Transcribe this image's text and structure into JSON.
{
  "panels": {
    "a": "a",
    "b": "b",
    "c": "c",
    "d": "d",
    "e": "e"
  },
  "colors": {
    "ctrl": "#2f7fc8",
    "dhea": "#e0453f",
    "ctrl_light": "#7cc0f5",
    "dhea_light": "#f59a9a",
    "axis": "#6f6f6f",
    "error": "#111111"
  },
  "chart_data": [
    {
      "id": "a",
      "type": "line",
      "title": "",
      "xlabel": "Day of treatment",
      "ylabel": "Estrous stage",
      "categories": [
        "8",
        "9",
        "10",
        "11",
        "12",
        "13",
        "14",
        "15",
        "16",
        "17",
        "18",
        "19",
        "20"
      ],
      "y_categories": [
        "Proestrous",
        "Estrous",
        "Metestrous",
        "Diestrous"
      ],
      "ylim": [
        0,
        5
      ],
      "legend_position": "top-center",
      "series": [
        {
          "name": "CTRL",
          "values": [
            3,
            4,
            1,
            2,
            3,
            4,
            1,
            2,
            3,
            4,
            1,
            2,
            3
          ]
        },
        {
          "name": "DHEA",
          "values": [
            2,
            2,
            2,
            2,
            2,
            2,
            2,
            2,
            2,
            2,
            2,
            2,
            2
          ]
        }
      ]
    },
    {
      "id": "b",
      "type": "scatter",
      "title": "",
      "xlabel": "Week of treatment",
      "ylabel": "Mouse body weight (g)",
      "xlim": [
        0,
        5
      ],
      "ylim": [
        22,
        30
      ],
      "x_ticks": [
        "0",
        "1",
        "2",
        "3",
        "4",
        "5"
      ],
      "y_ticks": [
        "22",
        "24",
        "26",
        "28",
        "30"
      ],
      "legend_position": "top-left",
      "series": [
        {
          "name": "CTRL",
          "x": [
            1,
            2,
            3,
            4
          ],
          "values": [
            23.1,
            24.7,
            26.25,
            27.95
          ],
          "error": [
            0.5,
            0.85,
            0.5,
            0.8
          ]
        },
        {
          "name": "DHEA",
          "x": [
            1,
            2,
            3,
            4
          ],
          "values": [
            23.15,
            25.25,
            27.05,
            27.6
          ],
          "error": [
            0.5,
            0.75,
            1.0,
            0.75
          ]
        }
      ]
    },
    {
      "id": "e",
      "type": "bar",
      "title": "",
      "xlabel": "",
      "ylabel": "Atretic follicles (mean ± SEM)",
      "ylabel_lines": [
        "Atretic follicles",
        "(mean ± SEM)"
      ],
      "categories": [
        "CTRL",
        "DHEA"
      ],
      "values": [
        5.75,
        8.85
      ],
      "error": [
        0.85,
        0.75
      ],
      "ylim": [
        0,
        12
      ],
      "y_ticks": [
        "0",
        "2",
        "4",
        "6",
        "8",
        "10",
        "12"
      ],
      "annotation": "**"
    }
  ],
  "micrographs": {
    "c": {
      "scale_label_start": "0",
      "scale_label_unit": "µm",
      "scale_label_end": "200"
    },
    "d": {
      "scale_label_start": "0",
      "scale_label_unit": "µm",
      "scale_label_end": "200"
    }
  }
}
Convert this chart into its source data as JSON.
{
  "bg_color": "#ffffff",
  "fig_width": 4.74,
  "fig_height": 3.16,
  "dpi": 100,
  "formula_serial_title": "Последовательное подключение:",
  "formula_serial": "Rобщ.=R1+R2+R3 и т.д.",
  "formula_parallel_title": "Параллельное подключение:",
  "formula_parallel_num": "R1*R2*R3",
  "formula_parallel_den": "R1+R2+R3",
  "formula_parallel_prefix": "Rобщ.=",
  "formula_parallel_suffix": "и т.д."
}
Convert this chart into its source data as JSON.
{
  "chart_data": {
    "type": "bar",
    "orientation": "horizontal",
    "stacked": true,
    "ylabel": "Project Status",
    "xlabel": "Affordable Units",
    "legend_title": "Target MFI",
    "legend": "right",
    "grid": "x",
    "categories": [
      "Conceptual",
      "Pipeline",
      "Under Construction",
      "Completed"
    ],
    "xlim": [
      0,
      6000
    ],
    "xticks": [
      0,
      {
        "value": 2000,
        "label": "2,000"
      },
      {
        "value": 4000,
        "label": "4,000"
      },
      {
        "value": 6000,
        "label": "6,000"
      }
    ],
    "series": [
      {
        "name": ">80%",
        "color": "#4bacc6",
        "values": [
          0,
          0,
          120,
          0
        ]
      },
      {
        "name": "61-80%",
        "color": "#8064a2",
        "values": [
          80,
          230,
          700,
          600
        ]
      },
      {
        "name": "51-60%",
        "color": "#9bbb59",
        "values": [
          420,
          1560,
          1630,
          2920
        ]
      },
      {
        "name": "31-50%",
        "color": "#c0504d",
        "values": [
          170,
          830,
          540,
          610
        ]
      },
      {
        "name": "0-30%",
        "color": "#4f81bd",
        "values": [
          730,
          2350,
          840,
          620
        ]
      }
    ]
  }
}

[PROBLEM DETAILS]
Collect from the data above every line that includes "подключение".

[EXPECTED OUTPUT]
  "formula_serial_title": "Последовательное подключение:",
  "formula_parallel_title": "Параллельное подключение:",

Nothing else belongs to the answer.